Смущало меня немного только то, что и в среде этих любимых мною людей я замечал разногласия в любви и в ненависти. Одни говорили, что только борьбою можно завоевать свое право и превозносили огромную физическую силу русскаго народа, говоря, что ежели эту силу сковать в нечто единое, то можно будет этому народу целым свтом править:
«Как некий демон, отселе править миром я могу!..»
Другие-же, наоборот, говорили, что сила физическая безпомощна, что народ будет по настоящему силен только тогда, когда возвысится его дух, когда он поймет, что противление злу — от лукаваго, что надо подставить другую щеку, когда получил удар в одну… И у тех, и других проповедников были пламенные последователи, восторженные поклонники, которые до изступления защищали свою правду. Мне, с моей актерской точки зрения, — может быть, узкой — казалось, что двух правд не бываеть, что правда только одна… Но в эти тонкости я не слишком углублялся. Мне было близко стремление моих друзей к правде жизни, к справедливости, к красоте. Меня горячо увлекала мечта, что в жизнь народа русскаго, которую я видел такой мрачной, будет внесен новый свет, что люди перестанут так много плакать, так безсмысленно и тупо страдать, так темно и грубо веселиться в пьянстве. И я всей душой к ним присоединялся и вместе с ними мечтал о том, что когда нибудь революция сметет несправедливый строй и на место него поставит новый, на счастье русскому народу.
Человеком, оказавшим на меня в этом отношении особенно сильное, я бы сказал — решительное влияние, был мой друг Алексей Максимович Пешков — Максим Горький. Это он своим страстным убеждением и примером скрепил мою связь с социалистами, это ему и его энтузиазму поверил я больше, чем кому бы то ни было и чему бы то ни было другому на свете.
Помню, что впервые услышал я имя Горькаго от моего милаго друга С.В.Рахманинова. Было это в Москве. Приходит ко мне однажды в Леонтьевский переулок Сережа Рахманинов и приносить книгу.
— Прочти, — говорить. Какой у нас появился чудный писатель. Вероятно, молодой.

### Что сделать
(A) От кого, согласно тексту, рассказчик впервые услышал имя Горького?
(B) Перепишите дословно отрывок текста между словами «Человеком, оказавшим на» и «писатель. Вероятно, молодой.» включительно.
Записи для работы с текстом не понадобятся.

### Извлечённые данные
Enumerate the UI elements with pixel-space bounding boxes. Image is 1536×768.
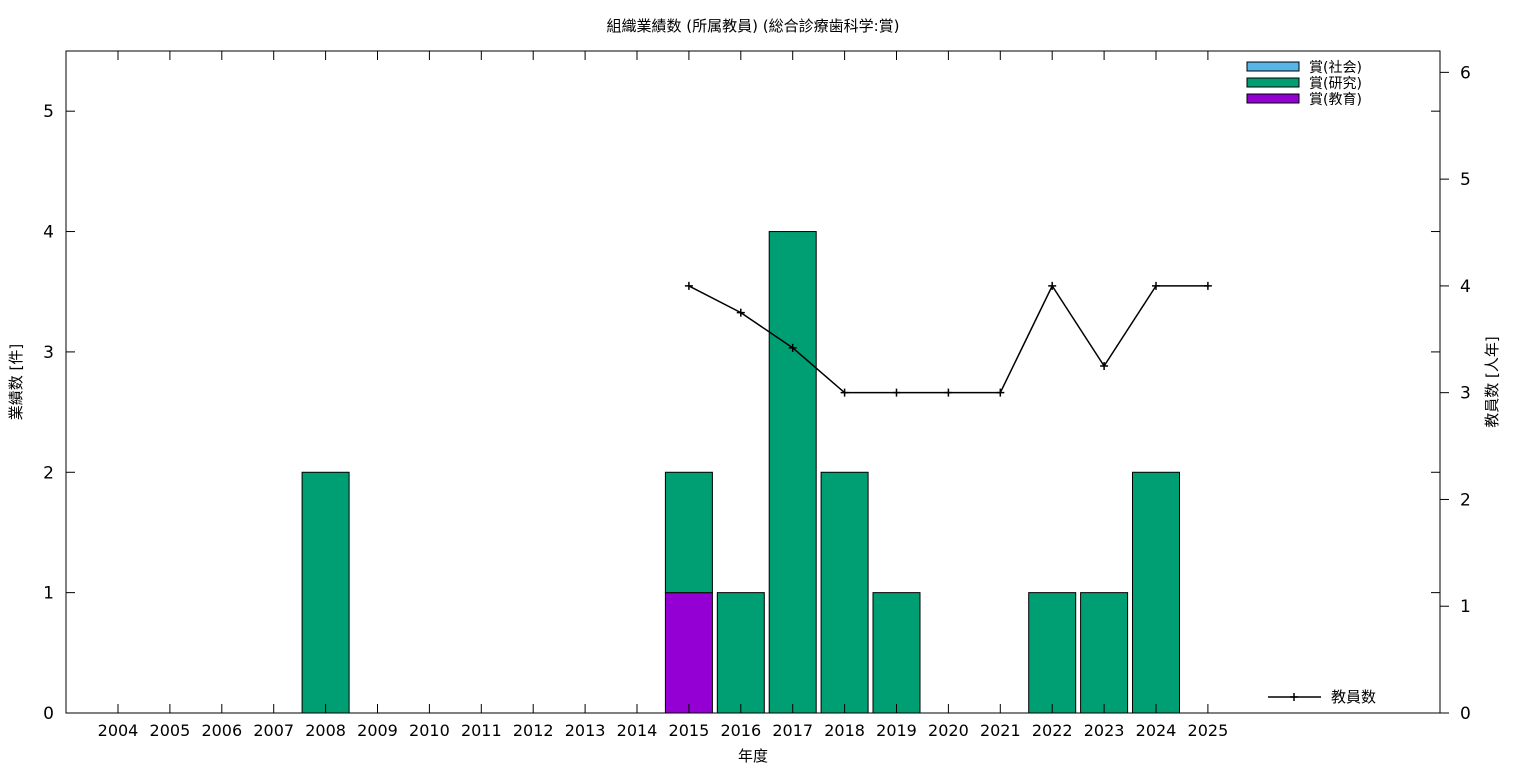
line-point <box>892 388 901 397</box>
x-tick-label: 2012 <box>513 721 554 740</box>
bar <box>768 231 817 714</box>
bar <box>1132 471 1180 714</box>
x-tick-label: 2024 <box>1136 721 1177 740</box>
x-tick-label: 2005 <box>150 721 191 740</box>
x-tick-label: 2006 <box>201 721 242 740</box>
x-tick-label: 2020 <box>928 721 969 740</box>
y2-tick-label: 0 <box>1460 704 1471 724</box>
line-point <box>1100 361 1109 370</box>
x-tick-label: 2019 <box>876 721 917 740</box>
bar <box>820 471 869 714</box>
line-path <box>688 284 1208 394</box>
legend-label: 賞(研究) <box>1309 76 1362 92</box>
line-point <box>1048 281 1057 290</box>
line-series <box>684 281 1212 397</box>
line-point <box>996 388 1005 397</box>
legend: 賞(社会)賞(研究)賞(教育) 教員数 <box>1246 60 1376 706</box>
bar <box>872 592 921 714</box>
y-tick-label: 0 <box>43 704 54 724</box>
chart-title: 組織業績数 (所属教員) (総合診療歯科学:賞) <box>607 17 900 35</box>
line-point <box>1203 281 1212 290</box>
y2-tick-label: 3 <box>1460 384 1471 404</box>
line-point <box>840 388 849 397</box>
x-axis: 2004 2005 2006 2007 2008 2009 2010 2011 2012 2013… <box>98 51 1229 740</box>
bar <box>301 471 350 714</box>
x-tick-label: 2023 <box>1084 721 1125 740</box>
y-tick-label: 1 <box>43 584 54 604</box>
line-point <box>788 343 797 352</box>
x-tick-label: 2007 <box>253 721 294 740</box>
bar <box>664 592 713 714</box>
x-tick-label: 2025 <box>1188 721 1229 740</box>
bar <box>1080 592 1129 714</box>
x-tick-label: 2014 <box>617 721 658 740</box>
y-axis: 0 1 2 3 4 5 <box>43 102 1440 724</box>
x-tick-label: 2010 <box>409 721 450 740</box>
x-tick-label: 2015 <box>669 721 710 740</box>
y2-tick-label: 2 <box>1460 490 1471 510</box>
y-tick-label: 2 <box>43 463 54 483</box>
line-point <box>944 388 953 397</box>
y-axis-label: 業績数 [件] <box>7 344 25 420</box>
y2-tick-label: 6 <box>1460 63 1471 83</box>
bar <box>1028 592 1077 714</box>
legend-label: 賞(社会) <box>1309 60 1362 76</box>
x-tick-label: 2018 <box>824 721 865 740</box>
x-tick-label: 2008 <box>305 721 346 740</box>
bar <box>716 592 765 714</box>
x-axis-label: 年度 <box>738 747 768 765</box>
legend-swatch <box>1246 93 1300 104</box>
line-point <box>1152 281 1160 290</box>
bar <box>664 471 713 594</box>
y2-tick-label: 4 <box>1460 277 1471 297</box>
x-tick-label: 2004 <box>98 721 139 740</box>
x-tick-label: 2013 <box>565 721 606 740</box>
bars <box>301 231 1180 714</box>
y2-tick-label: 5 <box>1460 170 1471 190</box>
y-tick-label: 5 <box>43 102 54 122</box>
x-tick-label: 2016 <box>720 721 761 740</box>
legend-label: 賞(教育) <box>1309 92 1362 108</box>
legend-line-label: 教員数 <box>1331 688 1376 706</box>
y-tick-label: 4 <box>43 223 54 243</box>
x-tick-label: 2017 <box>772 721 813 740</box>
y2-axis-label: 教員数 [人年] <box>1483 336 1501 427</box>
line-point <box>684 281 693 290</box>
legend-line-marker <box>1290 693 1298 701</box>
legend-swatch <box>1246 61 1300 72</box>
x-tick-label: 2011 <box>461 721 502 740</box>
x-tick-label: 2021 <box>980 721 1021 740</box>
plot-frame <box>65 50 1441 714</box>
x-tick-label: 2022 <box>1032 721 1073 740</box>
y-tick-label: 3 <box>43 343 54 363</box>
x-tick-label: 2009 <box>357 721 398 740</box>
line-point <box>736 308 745 317</box>
y2-axis: 0 1 2 3 4 5 6 <box>1440 63 1471 724</box>
legend-swatch <box>1246 77 1300 88</box>
y2-tick-label: 1 <box>1460 597 1471 617</box>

### Решения заданий
(A) От С. В. Рахманинова.

(B)
Человеком, оказавшим на меня в этом отношении особенно сильное, я бы сказал — решительное влияние, был мой друг Алексей Максимович Пешков — Максим Горький. Это он своим страстным убеждением и примером скрепил мою связь с социалистами, это ему и его энтузиазму поверил я больше, чем кому бы то ни было и чему бы то ни было другому на свете.
Помню, что впервые услышал я имя Горькаго от моего милаго друга С.В.Рахманинова. Было это в Москве. Приходит ко мне однажды в Леонтьевский переулок Сережа Рахманинов и приносить книгу.
— Прочти, — говорить. Какой у нас появился чудный писатель. Вероятно, молодой.